[Items from a data source]
····················

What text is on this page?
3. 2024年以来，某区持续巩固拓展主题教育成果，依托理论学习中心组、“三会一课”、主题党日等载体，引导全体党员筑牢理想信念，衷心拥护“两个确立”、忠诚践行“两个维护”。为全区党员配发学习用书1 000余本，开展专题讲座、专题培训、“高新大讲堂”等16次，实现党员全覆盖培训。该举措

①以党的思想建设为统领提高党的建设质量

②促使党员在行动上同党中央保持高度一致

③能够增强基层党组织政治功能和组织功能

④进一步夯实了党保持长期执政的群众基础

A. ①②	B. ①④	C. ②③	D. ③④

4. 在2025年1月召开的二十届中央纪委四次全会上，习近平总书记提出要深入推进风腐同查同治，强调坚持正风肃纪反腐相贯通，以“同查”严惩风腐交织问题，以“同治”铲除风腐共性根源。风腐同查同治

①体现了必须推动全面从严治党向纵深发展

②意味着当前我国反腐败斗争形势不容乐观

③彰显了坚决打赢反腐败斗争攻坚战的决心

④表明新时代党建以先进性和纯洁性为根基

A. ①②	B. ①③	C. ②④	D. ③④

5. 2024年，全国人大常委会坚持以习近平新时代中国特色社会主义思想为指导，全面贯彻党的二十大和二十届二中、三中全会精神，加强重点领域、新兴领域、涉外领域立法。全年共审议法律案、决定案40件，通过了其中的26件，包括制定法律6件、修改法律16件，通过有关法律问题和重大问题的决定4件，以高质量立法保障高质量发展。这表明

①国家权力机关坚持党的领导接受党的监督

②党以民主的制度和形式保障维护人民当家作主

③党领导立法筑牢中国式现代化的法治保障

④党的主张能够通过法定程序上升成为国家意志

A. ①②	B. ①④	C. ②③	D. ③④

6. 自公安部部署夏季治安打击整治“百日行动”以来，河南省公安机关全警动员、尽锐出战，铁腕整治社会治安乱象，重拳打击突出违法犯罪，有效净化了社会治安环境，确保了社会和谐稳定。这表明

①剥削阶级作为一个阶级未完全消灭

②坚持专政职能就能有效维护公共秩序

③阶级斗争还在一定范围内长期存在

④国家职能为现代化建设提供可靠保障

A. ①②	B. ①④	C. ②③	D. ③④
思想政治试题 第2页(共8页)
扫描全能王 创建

····················

What is needed. Exactly as shown above, return every record.

Answer for this exercise.
What text is on this page?
3. 2024年以来，某区持续巩固拓展主题教育成果，依托理论学习中心组、“三会一课”、主题党日等载体，引导全体党员筑牢理想信念，衷心拥护“两个确立”、忠诚践行“两个维护”。为全区党员配发学习用书1 000余本，开展专题讲座、专题培训、“高新大讲堂”等16次，实现党员全覆盖培训。该举措

①以党的思想建设为统领提高党的建设质量

②促使党员在行动上同党中央保持高度一致

③能够增强基层党组织政治功能和组织功能

④进一步夯实了党保持长期执政的群众基础

A. ①②	B. ①④	C. ②③	D. ③④

4. 在2025年1月召开的二十届中央纪委四次全会上，习近平总书记提出要深入推进风腐同查同治，强调坚持正风肃纪反腐相贯通，以“同查”严惩风腐交织问题，以“同治”铲除风腐共性根源。风腐同查同治

①体现了必须推动全面从严治党向纵深发展

②意味着当前我国反腐败斗争形势不容乐观

③彰显了坚决打赢反腐败斗争攻坚战的决心

④表明新时代党建以先进性和纯洁性为根基

A. ①②	B. ①③	C. ②④	D. ③④

5. 2024年，全国人大常委会坚持以习近平新时代中国特色社会主义思想为指导，全面贯彻党的二十大和二十届二中、三中全会精神，加强重点领域、新兴领域、涉外领域立法。全年共审议法律案、决定案40件，通过了其中的26件，包括制定法律6件、修改法律16件，通过有关法律问题和重大问题的决定4件，以高质量立法保障高质量发展。这表明

①国家权力机关坚持党的领导接受党的监督

②党以民主的制度和形式保障维护人民当家作主

③党领导立法筑牢中国式现代化的法治保障

④党的主张能够通过法定程序上升成为国家意志

A. ①②	B. ①④	C. ②③	D. ③④

6. 自公安部部署夏季治安打击整治“百日行动”以来，河南省公安机关全警动员、尽锐出战，铁腕整治社会治安乱象，重拳打击突出违法犯罪，有效净化了社会治安环境，确保了社会和谐稳定。这表明

①剥削阶级作为一个阶级未完全消灭

②坚持专政职能就能有效维护公共秩序

③阶级斗争还在一定范围内长期存在

④国家职能为现代化建设提供可靠保障

A. ①②	B. ①④	C. ②③	D. ③④
思想政治试题 第2页(共8页)
扫描全能王 创建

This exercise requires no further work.